Stored dataset items
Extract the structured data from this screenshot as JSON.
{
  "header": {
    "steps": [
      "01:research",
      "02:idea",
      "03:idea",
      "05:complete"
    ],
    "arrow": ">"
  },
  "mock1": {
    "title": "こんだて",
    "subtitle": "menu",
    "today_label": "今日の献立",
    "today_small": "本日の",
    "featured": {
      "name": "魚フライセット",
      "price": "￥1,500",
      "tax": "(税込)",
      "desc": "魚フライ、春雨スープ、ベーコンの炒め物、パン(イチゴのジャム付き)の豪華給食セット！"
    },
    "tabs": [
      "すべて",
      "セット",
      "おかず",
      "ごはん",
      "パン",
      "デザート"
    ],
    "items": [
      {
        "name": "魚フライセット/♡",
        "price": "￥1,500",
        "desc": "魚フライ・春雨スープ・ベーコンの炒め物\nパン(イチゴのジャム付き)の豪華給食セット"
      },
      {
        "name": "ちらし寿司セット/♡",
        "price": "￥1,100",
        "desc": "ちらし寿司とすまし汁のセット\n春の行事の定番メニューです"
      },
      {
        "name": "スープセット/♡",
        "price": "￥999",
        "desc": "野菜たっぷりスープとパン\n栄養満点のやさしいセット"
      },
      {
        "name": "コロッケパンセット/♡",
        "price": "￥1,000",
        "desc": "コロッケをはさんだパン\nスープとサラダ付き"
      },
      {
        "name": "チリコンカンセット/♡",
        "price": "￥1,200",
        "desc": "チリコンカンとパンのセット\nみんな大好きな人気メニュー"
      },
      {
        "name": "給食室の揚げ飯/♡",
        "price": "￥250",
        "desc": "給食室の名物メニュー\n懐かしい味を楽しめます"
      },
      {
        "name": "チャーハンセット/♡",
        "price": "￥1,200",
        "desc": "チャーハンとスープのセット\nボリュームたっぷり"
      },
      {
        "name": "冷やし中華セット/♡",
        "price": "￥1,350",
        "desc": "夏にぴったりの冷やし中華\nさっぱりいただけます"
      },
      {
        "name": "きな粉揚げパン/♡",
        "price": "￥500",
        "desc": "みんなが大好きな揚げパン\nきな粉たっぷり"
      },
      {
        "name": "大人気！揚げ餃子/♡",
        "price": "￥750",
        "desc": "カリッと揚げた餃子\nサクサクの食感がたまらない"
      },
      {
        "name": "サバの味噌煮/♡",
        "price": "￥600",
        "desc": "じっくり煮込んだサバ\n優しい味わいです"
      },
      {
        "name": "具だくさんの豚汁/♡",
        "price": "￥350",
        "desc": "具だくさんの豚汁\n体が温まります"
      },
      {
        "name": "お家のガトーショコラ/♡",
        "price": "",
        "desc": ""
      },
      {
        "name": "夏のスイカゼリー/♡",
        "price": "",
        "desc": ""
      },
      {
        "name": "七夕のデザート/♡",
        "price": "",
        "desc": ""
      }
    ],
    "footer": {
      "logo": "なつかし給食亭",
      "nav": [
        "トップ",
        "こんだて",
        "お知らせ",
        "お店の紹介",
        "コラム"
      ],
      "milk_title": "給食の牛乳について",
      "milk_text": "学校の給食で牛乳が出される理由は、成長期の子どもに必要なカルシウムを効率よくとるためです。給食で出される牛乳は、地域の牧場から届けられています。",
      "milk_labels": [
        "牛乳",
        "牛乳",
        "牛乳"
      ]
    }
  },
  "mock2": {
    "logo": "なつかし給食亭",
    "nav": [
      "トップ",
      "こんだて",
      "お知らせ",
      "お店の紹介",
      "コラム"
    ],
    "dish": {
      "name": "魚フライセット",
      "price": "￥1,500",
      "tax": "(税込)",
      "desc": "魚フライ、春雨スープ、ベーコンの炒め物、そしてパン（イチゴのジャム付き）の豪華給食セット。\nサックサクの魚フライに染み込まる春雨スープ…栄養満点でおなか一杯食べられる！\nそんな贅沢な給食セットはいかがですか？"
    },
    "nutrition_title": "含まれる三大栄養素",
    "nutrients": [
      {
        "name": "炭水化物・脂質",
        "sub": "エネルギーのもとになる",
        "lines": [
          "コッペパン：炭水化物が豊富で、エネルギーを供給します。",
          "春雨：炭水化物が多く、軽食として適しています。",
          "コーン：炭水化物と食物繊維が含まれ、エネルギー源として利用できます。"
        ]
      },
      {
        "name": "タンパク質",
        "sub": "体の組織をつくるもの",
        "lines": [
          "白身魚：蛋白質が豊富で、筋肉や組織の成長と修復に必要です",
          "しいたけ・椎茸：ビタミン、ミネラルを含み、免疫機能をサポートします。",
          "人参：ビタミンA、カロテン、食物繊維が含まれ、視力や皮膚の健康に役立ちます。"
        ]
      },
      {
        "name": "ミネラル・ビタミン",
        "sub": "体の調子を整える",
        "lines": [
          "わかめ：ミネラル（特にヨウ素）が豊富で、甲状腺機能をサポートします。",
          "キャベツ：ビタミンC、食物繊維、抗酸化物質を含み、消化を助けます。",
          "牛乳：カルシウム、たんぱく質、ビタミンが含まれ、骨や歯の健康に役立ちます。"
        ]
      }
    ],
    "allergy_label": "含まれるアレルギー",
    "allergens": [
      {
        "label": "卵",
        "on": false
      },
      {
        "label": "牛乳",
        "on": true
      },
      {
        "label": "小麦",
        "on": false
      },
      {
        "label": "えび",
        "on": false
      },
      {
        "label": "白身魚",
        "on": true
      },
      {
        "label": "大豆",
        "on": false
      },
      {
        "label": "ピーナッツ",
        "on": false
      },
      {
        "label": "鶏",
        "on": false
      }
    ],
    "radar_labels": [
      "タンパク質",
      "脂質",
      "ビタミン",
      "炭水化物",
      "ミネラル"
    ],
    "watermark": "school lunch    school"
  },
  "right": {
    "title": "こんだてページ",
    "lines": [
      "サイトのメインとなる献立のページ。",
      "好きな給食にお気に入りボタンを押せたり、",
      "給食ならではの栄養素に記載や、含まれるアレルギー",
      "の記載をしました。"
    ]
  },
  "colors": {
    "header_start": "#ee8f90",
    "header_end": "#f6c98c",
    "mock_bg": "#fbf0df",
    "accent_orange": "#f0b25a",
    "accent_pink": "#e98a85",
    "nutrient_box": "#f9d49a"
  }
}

* [Set problem]: Your answer should be a single number: how many lines in the data above include "具だくさんの豚汁"?

* [Answer for the task]: 2